§ **Task to carry out**: In the copy, keep every record exact and leave out all images.

[Begin Materials provided]

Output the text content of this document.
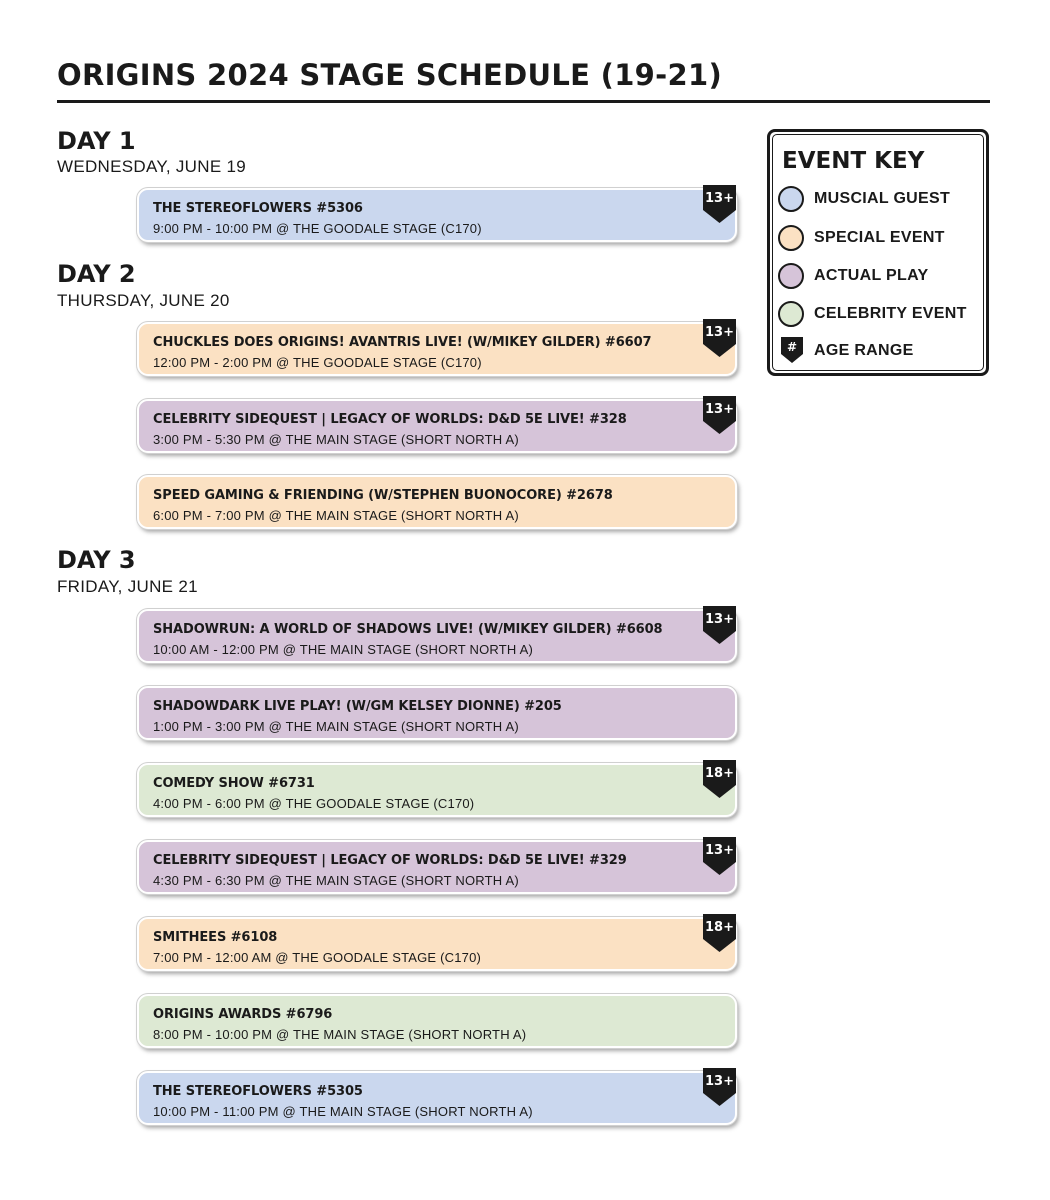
ORIGINS 2024 STAGE SCHEDULE (19-21)
DAY 1
WEDNESDAY, JUNE 19
THE STEREOFLOWERS #5306
9:00 PM - 10:00 PM @ THE GOODALE STAGE (C170)
13+
DAY 2
THURSDAY, JUNE 20
CHUCKLES DOES ORIGINS! AVANTRIS LIVE! (W/MIKEY GILDER) #6607
12:00 PM - 2:00 PM @ THE GOODALE STAGE (C170)
13+
CELEBRITY SIDEQUEST | LEGACY OF WORLDS: D&D 5E LIVE! #328
3:00 PM - 5:30 PM @ THE MAIN STAGE (SHORT NORTH A)
13+
SPEED GAMING & FRIENDING (W/STEPHEN BUONOCORE) #2678
6:00 PM - 7:00 PM @ THE MAIN STAGE (SHORT NORTH A)
DAY 3
FRIDAY, JUNE 21
SHADOWRUN: A WORLD OF SHADOWS LIVE! (W/MIKEY GILDER) #6608
10:00 AM - 12:00 PM @ THE MAIN STAGE (SHORT NORTH A)
13+
SHADOWDARK LIVE PLAY! (W/GM KELSEY DIONNE) #205
1:00 PM - 3:00 PM @ THE MAIN STAGE (SHORT NORTH A)
COMEDY SHOW #6731
4:00 PM - 6:00 PM @ THE GOODALE STAGE (C170)
18+
CELEBRITY SIDEQUEST | LEGACY OF WORLDS: D&D 5E LIVE! #329
4:30 PM - 6:30 PM @ THE MAIN STAGE (SHORT NORTH A)
13+
SMITHEES #6108
7:00 PM - 12:00 AM @ THE GOODALE STAGE (C170)
18+
ORIGINS AWARDS #6796
8:00 PM - 10:00 PM @ THE MAIN STAGE (SHORT NORTH A)
THE STEREOFLOWERS #5305
10:00 PM - 11:00 PM @ THE MAIN STAGE (SHORT NORTH A)
13+
EVENT KEY
MUSCIAL GUEST
SPECIAL EVENT
ACTUAL PLAY
CELEBRITY EVENT
# AGE RANGE
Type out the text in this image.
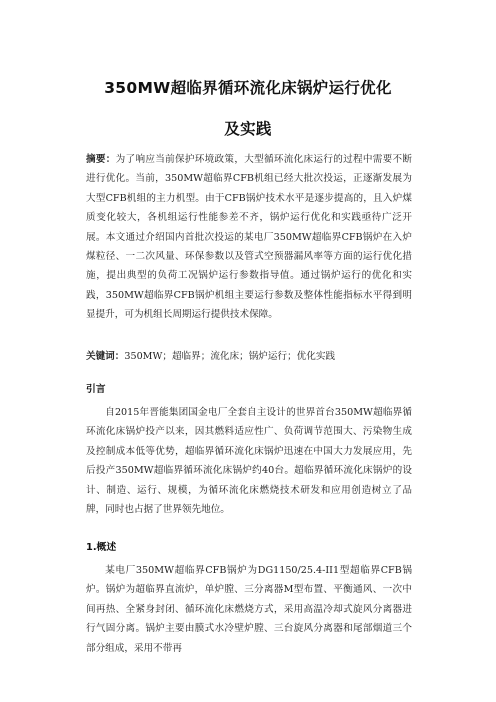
350MW超临界循环流化床锅炉运行优化
及实践

摘要：为了响应当前保护环境政策，大型循环流化床运行的过程中需要不断进行优化。当前，350MW超临界CFB机组已经大批次投运，正逐渐发展为大型CFB机组的主力机型。由于CFB锅炉技术水平是逐步提高的，且入炉煤质变化较大，各机组运行性能参差不齐，锅炉运行优化和实践亟待广泛开展。本文通过介绍国内首批次投运的某电厂350MW超临界CFB锅炉在入炉煤粒径、一二次风量、环保参数以及管式空预器漏风率等方面的运行优化措施，提出典型的负荷工况锅炉运行参数指导值。通过锅炉运行的优化和实践，350MW超临界CFB锅炉机组主要运行参数及整体性能指标水平得到明显提升，可为机组长周期运行提供技术保障。

关键词：350MW；超临界；流化床；锅炉运行；优化实践

引言

自2015年晋能集团国金电厂全套自主设计的世界首台350MW超临界循环流化床锅炉投产以来，因其燃料适应性广、负荷调节范围大、污染物生成及控制成本低等优势，超临界循环流化床锅炉迅速在中国大力发展应用，先后投产350MW超临界循环流化床锅炉约40台。超临界循环流化床锅炉的设计、制造、运行、规模，为循环流化床燃烧技术研发和应用创造树立了品牌，同时也占据了世界领先地位。

1.概述

某电厂350MW超临界CFB锅炉为DG1150/25.4-II1型超临界CFB锅炉。锅炉为超临界直流炉，单炉膛、三分离器M型布置、平衡通风、一次中间再热、全紧身封闭、循环流化床燃烧方式，采用高温冷却式旋风分离器进行气固分离。锅炉主要由膜式水冷壁炉膛、三台旋风分离器和尾部烟道三个部分组成，采用不带再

[End Materials provided]

§ **Full answer**:
Output the text content of this document.
ORIGINS 2024 STAGE SCHEDULE (19-21)
DAY 1
WEDNESDAY, JUNE 19
THE STEREOFLOWERS #5306
9:00 PM - 10:00 PM @ THE GOODALE STAGE (C170)
13+
DAY 2
THURSDAY, JUNE 20
CHUCKLES DOES ORIGINS! AVANTRIS LIVE! (W/MIKEY GILDER) #6607
12:00 PM - 2:00 PM @ THE GOODALE STAGE (C170)
13+
CELEBRITY SIDEQUEST | LEGACY OF WORLDS: D&D 5E LIVE! #328
3:00 PM - 5:30 PM @ THE MAIN STAGE (SHORT NORTH A)
13+
SPEED GAMING & FRIENDING (W/STEPHEN BUONOCORE) #2678
6:00 PM - 7:00 PM @ THE MAIN STAGE (SHORT NORTH A)
DAY 3
FRIDAY, JUNE 21
SHADOWRUN: A WORLD OF SHADOWS LIVE! (W/MIKEY GILDER) #6608
10:00 AM - 12:00 PM @ THE MAIN STAGE (SHORT NORTH A)
13+
SHADOWDARK LIVE PLAY! (W/GM KELSEY DIONNE) #205
1:00 PM - 3:00 PM @ THE MAIN STAGE (SHORT NORTH A)
COMEDY SHOW #6731
4:00 PM - 6:00 PM @ THE GOODALE STAGE (C170)
18+
CELEBRITY SIDEQUEST | LEGACY OF WORLDS: D&D 5E LIVE! #329
4:30 PM - 6:30 PM @ THE MAIN STAGE (SHORT NORTH A)
13+
SMITHEES #6108
7:00 PM - 12:00 AM @ THE GOODALE STAGE (C170)
18+
ORIGINS AWARDS #6796
8:00 PM - 10:00 PM @ THE MAIN STAGE (SHORT NORTH A)
THE STEREOFLOWERS #5305
10:00 PM - 11:00 PM @ THE MAIN STAGE (SHORT NORTH A)
13+
EVENT KEY
MUSCIAL GUEST
SPECIAL EVENT
ACTUAL PLAY
CELEBRITY EVENT
# AGE RANGE
Type out the text in this image.
350MW超临界循环流化床锅炉运行优化
及实践

摘要：为了响应当前保护环境政策，大型循环流化床运行的过程中需要不断进行优化。当前，350MW超临界CFB机组已经大批次投运，正逐渐发展为大型CFB机组的主力机型。由于CFB锅炉技术水平是逐步提高的，且入炉煤质变化较大，各机组运行性能参差不齐，锅炉运行优化和实践亟待广泛开展。本文通过介绍国内首批次投运的某电厂350MW超临界CFB锅炉在入炉煤粒径、一二次风量、环保参数以及管式空预器漏风率等方面的运行优化措施，提出典型的负荷工况锅炉运行参数指导值。通过锅炉运行的优化和实践，350MW超临界CFB锅炉机组主要运行参数及整体性能指标水平得到明显提升，可为机组长周期运行提供技术保障。

关键词：350MW；超临界；流化床；锅炉运行；优化实践

引言

自2015年晋能集团国金电厂全套自主设计的世界首台350MW超临界循环流化床锅炉投产以来，因其燃料适应性广、负荷调节范围大、污染物生成及控制成本低等优势，超临界循环流化床锅炉迅速在中国大力发展应用，先后投产350MW超临界循环流化床锅炉约40台。超临界循环流化床锅炉的设计、制造、运行、规模，为循环流化床燃烧技术研发和应用创造树立了品牌，同时也占据了世界领先地位。

1.概述

某电厂350MW超临界CFB锅炉为DG1150/25.4-II1型超临界CFB锅炉。锅炉为超临界直流炉，单炉膛、三分离器M型布置、平衡通风、一次中间再热、全紧身封闭、循环流化床燃烧方式，采用高温冷却式旋风分离器进行气固分离。锅炉主要由膜式水冷壁炉膛、三台旋风分离器和尾部烟道三个部分组成，采用不带再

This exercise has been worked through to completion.